EXERCISE TASK
Would you transcribe all of the data exactly, down to the last character?

══════════════════════════════

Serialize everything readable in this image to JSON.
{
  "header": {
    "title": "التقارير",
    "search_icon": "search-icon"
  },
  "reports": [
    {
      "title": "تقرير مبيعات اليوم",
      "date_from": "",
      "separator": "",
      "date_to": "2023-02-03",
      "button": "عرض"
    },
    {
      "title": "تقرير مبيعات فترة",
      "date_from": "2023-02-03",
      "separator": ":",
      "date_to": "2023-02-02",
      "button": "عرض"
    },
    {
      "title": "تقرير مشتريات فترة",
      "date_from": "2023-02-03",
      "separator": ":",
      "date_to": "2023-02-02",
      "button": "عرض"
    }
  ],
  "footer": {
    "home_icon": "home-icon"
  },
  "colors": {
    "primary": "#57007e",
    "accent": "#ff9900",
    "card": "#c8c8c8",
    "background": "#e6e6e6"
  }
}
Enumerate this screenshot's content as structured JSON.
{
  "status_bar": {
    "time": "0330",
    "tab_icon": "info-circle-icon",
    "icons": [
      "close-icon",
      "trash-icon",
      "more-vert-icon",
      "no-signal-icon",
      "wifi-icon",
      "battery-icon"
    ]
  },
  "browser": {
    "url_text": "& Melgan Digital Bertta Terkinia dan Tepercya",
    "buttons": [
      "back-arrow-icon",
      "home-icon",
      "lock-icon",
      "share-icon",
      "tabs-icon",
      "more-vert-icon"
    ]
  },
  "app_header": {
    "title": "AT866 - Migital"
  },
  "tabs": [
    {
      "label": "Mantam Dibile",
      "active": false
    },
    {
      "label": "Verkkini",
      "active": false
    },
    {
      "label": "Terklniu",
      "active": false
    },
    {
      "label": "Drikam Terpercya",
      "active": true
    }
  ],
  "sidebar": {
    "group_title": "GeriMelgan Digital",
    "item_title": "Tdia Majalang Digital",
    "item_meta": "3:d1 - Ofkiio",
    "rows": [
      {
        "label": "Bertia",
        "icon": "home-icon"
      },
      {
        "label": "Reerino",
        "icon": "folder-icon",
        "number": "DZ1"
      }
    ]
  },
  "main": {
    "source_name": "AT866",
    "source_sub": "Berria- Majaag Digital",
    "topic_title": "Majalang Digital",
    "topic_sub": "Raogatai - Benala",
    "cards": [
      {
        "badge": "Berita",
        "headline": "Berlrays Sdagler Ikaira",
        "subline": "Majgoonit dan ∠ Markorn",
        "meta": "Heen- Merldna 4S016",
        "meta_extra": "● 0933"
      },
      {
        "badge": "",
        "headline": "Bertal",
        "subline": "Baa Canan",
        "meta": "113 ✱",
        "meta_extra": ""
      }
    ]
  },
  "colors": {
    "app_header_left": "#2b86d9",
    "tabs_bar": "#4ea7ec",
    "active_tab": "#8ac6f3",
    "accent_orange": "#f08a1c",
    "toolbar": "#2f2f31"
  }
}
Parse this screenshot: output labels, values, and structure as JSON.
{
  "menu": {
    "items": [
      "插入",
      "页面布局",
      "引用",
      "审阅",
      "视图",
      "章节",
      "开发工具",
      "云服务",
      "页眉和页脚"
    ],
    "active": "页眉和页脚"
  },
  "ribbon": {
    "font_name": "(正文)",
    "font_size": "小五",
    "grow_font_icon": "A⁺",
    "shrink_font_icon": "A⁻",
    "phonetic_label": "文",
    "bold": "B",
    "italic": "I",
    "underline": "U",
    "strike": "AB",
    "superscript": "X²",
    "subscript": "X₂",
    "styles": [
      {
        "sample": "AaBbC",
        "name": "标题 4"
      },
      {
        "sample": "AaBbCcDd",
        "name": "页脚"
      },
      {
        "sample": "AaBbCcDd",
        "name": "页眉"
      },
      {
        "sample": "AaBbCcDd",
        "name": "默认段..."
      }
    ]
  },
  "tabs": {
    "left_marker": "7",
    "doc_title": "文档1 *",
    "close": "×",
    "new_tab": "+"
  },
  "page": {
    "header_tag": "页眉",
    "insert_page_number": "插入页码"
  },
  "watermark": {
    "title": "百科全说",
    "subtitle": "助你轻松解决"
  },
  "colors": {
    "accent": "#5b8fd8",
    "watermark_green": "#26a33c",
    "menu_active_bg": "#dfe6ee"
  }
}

══════════════════════════════

TASK SOLUTION
Serialize everything readable in this image to JSON.
{
  "header": {
    "title": "التقارير",
    "search_icon": "search-icon"
  },
  "reports": [
    {
      "title": "تقرير مبيعات اليوم",
      "date_from": "",
      "separator": "",
      "date_to": "2023-02-03",
      "button": "عرض"
    },
    {
      "title": "تقرير مبيعات فترة",
      "date_from": "2023-02-03",
      "separator": ":",
      "date_to": "2023-02-02",
      "button": "عرض"
    },
    {
      "title": "تقرير مشتريات فترة",
      "date_from": "2023-02-03",
      "separator": ":",
      "date_to": "2023-02-02",
      "button": "عرض"
    }
  ],
  "footer": {
    "home_icon": "home-icon"
  },
  "colors": {
    "primary": "#57007e",
    "accent": "#ff9900",
    "card": "#c8c8c8",
    "background": "#e6e6e6"
  }
}
Enumerate this screenshot's content as structured JSON.
{
  "status_bar": {
    "time": "0330",
    "tab_icon": "info-circle-icon",
    "icons": [
      "close-icon",
      "trash-icon",
      "more-vert-icon",
      "no-signal-icon",
      "wifi-icon",
      "battery-icon"
    ]
  },
  "browser": {
    "url_text": "& Melgan Digital Bertta Terkinia dan Tepercya",
    "buttons": [
      "back-arrow-icon",
      "home-icon",
      "lock-icon",
      "share-icon",
      "tabs-icon",
      "more-vert-icon"
    ]
  },
  "app_header": {
    "title": "AT866 - Migital"
  },
  "tabs": [
    {
      "label": "Mantam Dibile",
      "active": false
    },
    {
      "label": "Verkkini",
      "active": false
    },
    {
      "label": "Terklniu",
      "active": false
    },
    {
      "label": "Drikam Terpercya",
      "active": true
    }
  ],
  "sidebar": {
    "group_title": "GeriMelgan Digital",
    "item_title": "Tdia Majalang Digital",
    "item_meta": "3:d1 - Ofkiio",
    "rows": [
      {
        "label": "Bertia",
        "icon": "home-icon"
      },
      {
        "label": "Reerino",
        "icon": "folder-icon",
        "number": "DZ1"
      }
    ]
  },
  "main": {
    "source_name": "AT866",
    "source_sub": "Berria- Majaag Digital",
    "topic_title": "Majalang Digital",
    "topic_sub": "Raogatai - Benala",
    "cards": [
      {
        "badge": "Berita",
        "headline": "Berlrays Sdagler Ikaira",
        "subline": "Majgoonit dan ∠ Markorn",
        "meta": "Heen- Merldna 4S016",
        "meta_extra": "● 0933"
      },
      {
        "badge": "",
        "headline": "Bertal",
        "subline": "Baa Canan",
        "meta": "113 ✱",
        "meta_extra": ""
      }
    ]
  },
  "colors": {
    "app_header_left": "#2b86d9",
    "tabs_bar": "#4ea7ec",
    "active_tab": "#8ac6f3",
    "accent_orange": "#f08a1c",
    "toolbar": "#2f2f31"
  }
}
Parse this screenshot: output labels, values, and structure as JSON.
{
  "menu": {
    "items": [
      "插入",
      "页面布局",
      "引用",
      "审阅",
      "视图",
      "章节",
      "开发工具",
      "云服务",
      "页眉和页脚"
    ],
    "active": "页眉和页脚"
  },
  "ribbon": {
    "font_name": "(正文)",
    "font_size": "小五",
    "grow_font_icon": "A⁺",
    "shrink_font_icon": "A⁻",
    "phonetic_label": "文",
    "bold": "B",
    "italic": "I",
    "underline": "U",
    "strike": "AB",
    "superscript": "X²",
    "subscript": "X₂",
    "styles": [
      {
        "sample": "AaBbC",
        "name": "标题 4"
      },
      {
        "sample": "AaBbCcDd",
        "name": "页脚"
      },
      {
        "sample": "AaBbCcDd",
        "name": "页眉"
      },
      {
        "sample": "AaBbCcDd",
        "name": "默认段..."
      }
    ]
  },
  "tabs": {
    "left_marker": "7",
    "doc_title": "文档1 *",
    "close": "×",
    "new_tab": "+"
  },
  "page": {
    "header_tag": "页眉",
    "insert_page_number": "插入页码"
  },
  "watermark": {
    "title": "百科全说",
    "subtitle": "助你轻松解决"
  },
  "colors": {
    "accent": "#5b8fd8",
    "watermark_green": "#26a33c",
    "menu_active_bg": "#dfe6ee"
  }
}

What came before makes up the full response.